> **What the exercise asks**
Find how many lines in the data below include the word "TradeNavigator", then write only that number.

"""

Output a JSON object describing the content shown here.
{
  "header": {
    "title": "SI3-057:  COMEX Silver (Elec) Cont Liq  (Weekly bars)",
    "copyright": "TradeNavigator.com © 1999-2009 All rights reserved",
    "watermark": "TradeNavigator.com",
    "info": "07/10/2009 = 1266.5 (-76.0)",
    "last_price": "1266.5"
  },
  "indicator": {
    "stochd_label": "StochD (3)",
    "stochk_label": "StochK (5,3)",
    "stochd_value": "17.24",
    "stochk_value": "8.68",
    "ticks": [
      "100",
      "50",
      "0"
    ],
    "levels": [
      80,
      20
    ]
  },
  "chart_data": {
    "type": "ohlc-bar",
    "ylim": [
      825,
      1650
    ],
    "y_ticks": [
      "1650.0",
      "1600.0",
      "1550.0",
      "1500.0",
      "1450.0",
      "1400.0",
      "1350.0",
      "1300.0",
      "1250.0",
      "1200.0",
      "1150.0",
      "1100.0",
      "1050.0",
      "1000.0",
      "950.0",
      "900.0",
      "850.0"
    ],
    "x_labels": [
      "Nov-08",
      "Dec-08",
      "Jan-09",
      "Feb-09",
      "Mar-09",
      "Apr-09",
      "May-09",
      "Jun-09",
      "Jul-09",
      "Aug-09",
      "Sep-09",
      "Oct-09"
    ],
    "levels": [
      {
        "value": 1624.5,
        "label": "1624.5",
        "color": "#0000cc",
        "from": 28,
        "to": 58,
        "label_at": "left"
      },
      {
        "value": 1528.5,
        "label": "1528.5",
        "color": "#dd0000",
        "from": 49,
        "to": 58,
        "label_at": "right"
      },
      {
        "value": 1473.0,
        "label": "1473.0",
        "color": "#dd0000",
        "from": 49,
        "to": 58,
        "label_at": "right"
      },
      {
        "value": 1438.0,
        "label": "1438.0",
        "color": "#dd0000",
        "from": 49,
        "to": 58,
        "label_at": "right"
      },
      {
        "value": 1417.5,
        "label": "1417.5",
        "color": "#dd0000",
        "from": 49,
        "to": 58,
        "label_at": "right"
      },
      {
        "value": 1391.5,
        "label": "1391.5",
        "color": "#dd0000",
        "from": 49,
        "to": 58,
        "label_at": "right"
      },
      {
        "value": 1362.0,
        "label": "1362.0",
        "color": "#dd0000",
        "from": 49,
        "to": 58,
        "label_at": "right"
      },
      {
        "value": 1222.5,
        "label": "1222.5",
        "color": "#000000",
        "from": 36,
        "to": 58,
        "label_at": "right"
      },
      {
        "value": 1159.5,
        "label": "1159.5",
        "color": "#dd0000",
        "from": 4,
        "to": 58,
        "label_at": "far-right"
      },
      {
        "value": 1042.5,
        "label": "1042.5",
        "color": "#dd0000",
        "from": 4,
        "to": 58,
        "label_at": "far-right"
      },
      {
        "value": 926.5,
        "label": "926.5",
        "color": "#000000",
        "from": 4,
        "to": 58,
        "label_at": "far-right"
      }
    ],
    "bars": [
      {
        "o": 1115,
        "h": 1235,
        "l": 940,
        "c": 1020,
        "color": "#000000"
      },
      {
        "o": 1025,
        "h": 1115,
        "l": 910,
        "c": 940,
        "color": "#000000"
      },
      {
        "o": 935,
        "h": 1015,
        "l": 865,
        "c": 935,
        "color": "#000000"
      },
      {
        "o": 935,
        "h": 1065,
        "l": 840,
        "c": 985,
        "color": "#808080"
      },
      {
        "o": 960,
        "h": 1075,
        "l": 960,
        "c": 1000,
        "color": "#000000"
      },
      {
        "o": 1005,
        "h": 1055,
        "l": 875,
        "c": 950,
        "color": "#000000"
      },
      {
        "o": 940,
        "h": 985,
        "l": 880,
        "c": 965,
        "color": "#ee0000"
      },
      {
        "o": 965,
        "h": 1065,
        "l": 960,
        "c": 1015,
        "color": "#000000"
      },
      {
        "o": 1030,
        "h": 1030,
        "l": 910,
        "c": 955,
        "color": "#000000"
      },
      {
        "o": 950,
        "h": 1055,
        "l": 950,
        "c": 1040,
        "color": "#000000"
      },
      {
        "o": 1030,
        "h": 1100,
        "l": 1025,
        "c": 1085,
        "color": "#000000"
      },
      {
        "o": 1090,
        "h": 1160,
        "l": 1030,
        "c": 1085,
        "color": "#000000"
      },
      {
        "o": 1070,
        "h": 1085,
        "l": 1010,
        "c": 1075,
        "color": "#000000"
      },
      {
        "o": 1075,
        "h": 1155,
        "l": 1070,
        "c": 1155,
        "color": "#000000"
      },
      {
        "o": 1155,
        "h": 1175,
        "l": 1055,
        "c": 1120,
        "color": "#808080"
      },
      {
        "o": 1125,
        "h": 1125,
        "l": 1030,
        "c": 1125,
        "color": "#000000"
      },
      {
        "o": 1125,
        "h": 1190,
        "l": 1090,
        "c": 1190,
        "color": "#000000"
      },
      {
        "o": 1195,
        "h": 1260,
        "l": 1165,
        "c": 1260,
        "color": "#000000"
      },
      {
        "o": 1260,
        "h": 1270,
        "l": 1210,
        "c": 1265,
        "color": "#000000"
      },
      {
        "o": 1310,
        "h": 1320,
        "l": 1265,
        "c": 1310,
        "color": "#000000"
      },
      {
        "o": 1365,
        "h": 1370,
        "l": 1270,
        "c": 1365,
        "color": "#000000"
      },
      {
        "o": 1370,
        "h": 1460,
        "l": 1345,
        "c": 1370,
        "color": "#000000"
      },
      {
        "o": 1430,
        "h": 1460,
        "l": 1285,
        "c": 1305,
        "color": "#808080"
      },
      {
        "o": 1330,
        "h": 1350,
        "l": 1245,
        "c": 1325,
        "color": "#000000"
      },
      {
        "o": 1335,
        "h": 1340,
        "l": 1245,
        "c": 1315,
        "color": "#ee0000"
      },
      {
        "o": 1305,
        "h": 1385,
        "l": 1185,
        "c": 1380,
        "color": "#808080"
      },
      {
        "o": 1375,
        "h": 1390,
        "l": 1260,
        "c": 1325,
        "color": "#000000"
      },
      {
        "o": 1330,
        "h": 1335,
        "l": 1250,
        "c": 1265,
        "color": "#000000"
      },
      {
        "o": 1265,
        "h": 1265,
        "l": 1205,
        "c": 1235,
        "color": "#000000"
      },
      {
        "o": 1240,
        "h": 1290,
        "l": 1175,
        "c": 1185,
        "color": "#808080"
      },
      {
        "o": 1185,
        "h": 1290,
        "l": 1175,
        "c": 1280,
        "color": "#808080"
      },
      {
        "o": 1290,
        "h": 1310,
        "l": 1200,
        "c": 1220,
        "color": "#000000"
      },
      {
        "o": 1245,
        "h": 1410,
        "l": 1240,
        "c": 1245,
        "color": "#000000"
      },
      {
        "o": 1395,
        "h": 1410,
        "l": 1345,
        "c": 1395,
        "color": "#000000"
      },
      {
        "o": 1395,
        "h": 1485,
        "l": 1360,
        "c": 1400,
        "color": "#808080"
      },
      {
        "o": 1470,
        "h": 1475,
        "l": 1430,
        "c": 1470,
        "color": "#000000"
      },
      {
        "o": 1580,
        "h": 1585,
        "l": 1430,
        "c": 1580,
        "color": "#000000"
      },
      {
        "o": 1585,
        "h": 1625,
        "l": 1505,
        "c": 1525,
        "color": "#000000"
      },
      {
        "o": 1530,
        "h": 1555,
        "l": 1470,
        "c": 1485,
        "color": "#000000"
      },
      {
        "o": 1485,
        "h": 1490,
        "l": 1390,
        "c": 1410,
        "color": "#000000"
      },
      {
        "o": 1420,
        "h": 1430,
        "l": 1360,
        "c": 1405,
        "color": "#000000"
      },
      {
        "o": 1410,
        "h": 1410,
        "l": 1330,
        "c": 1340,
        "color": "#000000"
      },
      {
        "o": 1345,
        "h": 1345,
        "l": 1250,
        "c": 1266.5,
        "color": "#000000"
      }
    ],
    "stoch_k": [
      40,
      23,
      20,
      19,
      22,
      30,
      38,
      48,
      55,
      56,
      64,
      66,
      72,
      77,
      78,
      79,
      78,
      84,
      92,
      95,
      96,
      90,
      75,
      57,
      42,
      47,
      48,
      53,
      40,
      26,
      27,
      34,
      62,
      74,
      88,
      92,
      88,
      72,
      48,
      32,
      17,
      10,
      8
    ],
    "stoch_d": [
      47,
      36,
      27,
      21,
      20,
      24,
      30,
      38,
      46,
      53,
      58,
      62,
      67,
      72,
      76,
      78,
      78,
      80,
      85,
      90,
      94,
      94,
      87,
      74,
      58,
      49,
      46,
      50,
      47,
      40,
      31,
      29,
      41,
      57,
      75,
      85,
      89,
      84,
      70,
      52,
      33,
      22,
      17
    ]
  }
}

"""

> **Worked answer**
2